ZU LÖSENDE AUFGABEN
1. Über welchen Menüweg lassen sich laut der Forendiskussion zur Excel-Auswertung einzelne Zellen in Excel kommentieren?
2. Greif die Forendiskussion zur Excel-Auswertung nach ihrem letzten Satz auf und schreib sie weiter.

ANGEZEIGTER AUSZUG
--------------------
Wenn du ein Blatt so wie du gerade beschrieben hast hast, ist es sowieso besser, wenn du in der Schleife nur die Zeilen durchgehst und die Spalten separat abfragst. So kannst du die einzelnen gewünschten Zellen abfragen, sie kombinieren und die Ergebnisse schreiben.

Stell doch mal eine Tabelle mit Dummydaten hoch, so wie sie aussehen soll bzw. du dir das vorstellst. Du kannst in Excel über _Einfügen - Kommentar_ einzelne Zellen kommentieren, damit man sich was besser vorstellen kann.


Der Doc!


----------



## maybebaby (27. Mai 2007)

Hallo 

kann ich denn die spalten direkt abfragen ? oder muss ich die zeile durchlaufen bis ich bei der spalte bin in die ich will... mir den index merken und dann in die 2te schleife gehen um die spalte nach unten abzufragen ?

ich möchte quasi erst den namen des mitarbeiters haben, dann dazu das projekt und dann zuwieviel % er mit diesem projekt ausgelastet ist. so soll es aussehen:

zB

name      projekt           feauregruppe         auslastung

so soll mein erarbeitetes excel sheet aussehen und das soll einfach in dem nächsten tabellenblatt nach meiner liste aus der ich diese daten berechne sein.
--------------------
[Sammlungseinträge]
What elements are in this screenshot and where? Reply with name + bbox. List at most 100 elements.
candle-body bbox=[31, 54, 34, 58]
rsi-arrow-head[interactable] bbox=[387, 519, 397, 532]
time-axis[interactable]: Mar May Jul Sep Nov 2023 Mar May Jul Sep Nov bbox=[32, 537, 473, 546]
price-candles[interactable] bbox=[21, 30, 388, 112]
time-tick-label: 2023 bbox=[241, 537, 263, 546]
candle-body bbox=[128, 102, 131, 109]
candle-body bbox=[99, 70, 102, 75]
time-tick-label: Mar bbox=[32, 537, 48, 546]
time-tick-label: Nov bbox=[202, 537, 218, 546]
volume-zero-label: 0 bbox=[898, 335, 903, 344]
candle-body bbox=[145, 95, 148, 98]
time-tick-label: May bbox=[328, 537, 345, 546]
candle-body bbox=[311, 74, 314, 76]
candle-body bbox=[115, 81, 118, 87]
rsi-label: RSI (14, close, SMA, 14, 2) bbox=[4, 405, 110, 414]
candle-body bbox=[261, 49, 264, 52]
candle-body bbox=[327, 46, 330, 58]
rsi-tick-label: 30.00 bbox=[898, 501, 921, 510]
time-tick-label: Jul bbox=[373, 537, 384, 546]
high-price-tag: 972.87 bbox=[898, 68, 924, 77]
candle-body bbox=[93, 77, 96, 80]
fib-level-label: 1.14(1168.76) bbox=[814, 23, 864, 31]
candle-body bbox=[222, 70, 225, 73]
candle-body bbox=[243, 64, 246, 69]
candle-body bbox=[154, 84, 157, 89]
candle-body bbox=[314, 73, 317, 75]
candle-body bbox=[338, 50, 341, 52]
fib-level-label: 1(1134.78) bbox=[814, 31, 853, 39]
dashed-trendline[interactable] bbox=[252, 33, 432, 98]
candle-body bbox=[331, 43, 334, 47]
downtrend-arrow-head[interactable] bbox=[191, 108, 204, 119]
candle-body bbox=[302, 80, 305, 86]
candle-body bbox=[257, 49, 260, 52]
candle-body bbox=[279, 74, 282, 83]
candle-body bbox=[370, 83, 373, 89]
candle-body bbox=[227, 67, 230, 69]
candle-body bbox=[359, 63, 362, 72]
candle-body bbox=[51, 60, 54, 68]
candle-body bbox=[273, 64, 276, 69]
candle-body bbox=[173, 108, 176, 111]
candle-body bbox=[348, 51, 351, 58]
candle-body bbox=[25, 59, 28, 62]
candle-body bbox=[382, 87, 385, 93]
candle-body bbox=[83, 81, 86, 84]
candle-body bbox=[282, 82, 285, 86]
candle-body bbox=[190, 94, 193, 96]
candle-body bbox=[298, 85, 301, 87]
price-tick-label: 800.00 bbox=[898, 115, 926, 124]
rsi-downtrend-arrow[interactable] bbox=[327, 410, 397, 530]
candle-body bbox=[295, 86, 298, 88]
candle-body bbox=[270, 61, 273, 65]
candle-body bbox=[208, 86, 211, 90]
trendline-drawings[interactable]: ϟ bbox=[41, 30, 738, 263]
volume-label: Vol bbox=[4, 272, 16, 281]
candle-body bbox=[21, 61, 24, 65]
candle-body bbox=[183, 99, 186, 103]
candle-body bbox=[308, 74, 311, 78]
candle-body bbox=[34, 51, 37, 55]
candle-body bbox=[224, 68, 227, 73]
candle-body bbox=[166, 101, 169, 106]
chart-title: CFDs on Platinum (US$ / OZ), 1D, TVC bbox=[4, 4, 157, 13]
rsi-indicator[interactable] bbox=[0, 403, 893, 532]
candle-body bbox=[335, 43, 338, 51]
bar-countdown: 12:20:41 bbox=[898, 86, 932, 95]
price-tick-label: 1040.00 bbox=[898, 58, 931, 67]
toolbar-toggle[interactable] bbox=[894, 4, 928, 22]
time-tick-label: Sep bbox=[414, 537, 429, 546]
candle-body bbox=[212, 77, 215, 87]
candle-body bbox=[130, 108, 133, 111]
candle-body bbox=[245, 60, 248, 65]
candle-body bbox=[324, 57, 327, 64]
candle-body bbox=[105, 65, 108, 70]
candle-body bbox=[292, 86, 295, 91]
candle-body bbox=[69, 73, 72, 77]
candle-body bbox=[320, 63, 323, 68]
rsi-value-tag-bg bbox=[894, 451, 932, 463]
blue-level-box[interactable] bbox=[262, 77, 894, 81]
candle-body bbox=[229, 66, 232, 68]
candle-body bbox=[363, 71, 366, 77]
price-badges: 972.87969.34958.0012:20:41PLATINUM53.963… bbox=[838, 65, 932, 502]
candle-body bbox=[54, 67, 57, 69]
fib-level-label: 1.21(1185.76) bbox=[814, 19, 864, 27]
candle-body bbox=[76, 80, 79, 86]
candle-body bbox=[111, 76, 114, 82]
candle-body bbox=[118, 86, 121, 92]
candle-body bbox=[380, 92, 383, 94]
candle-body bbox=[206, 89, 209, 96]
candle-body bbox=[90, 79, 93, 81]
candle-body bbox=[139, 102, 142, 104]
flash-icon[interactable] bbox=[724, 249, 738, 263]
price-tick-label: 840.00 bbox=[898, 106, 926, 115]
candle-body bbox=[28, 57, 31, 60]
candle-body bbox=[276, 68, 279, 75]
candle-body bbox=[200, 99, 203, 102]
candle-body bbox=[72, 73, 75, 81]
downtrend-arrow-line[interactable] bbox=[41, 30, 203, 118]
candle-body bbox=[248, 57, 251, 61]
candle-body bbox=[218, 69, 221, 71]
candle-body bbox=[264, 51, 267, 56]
--------------------
ERGEBNISSE JE AUFGABE
1. Über Einfügen – Kommentar.

2.
erfreulicherweise konnte ich sonst soweit alles lösen.. 

ich merke mir die spalte und die zeile aus der ich was addieren möchte, was wie folgt aussieht:

  For xRows = 1 To 4 'Anzahl Zeilen
        For xCols = 1 To 17 'Anzahl Spalten
             sWert = .Cells(xRows, xCols)
                If sWert = "P1" Then
                    Zeile = z
                    Spalte = 5
                    Do While Spalte < 17
                        temp = .Cells(Zeile, Spalte)       '?wie greife ich auf die zelle zu, deren Zeile und Spalte ich weiss ?
                        MsgBox ("Temp : " & temp)
                        ergebnis = ergebnis + temp
                        MsgBox ("ergebnis lautet : " & ergebnis)
                        Spalte = Spalte + 3
                    Loop
                    'Dreisatz um Prozentsatz pro Woche zu berechnen :
                    prozentsatzwoche = 100 / 500 * ergebnis
                    MsgBox ("Die Auslastung betraegt " & prozentsatzwoche)
                End If
                s = s + 1
        Next xCols
        z = z + 1
   Next xRows



nun würde ich in temp gerne den inhalt der zelle schreiben, von der ich mir spalte und zeile gemerkt hab... kannst du mir da bitte nochmal helfen? an dieser stelle funktioniert es quasi nicht :  temp = .Cells(Zeile, Spalte) 
weil ich mit dieser zelle dann rechnen muss, ich muss ihren inhalt quasi addieren...

liebe grüße,
maybebaby


----------



## maybebaby (31. Mai 2007)

kannst du mir nicht helfen ?

ich bekomme es nicht hin direkt auf eine zelle zuzugreifen...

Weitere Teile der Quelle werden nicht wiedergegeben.